▶ DESCRIPTION OF THE TASK
Go through the listing and copy every line word for word.

Dataset items:

++++++

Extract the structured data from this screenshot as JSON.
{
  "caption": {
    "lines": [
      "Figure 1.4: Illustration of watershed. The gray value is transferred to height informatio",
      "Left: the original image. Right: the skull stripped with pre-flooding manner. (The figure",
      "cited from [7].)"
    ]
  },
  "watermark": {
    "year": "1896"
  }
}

++++++

▶ RESPONSE FOR THIS EXERCISE
Extract the structured data from this screenshot as JSON.
{
  "caption": {
    "lines": [
      "Figure 1.4: Illustration of watershed. The gray value is transferred to height informatio",
      "Left: the original image. Right: the skull stripped with pre-flooding manner. (The figure",
      "cited from [7].)"
    ]
  },
  "watermark": {
    "year": "1896"
  }
}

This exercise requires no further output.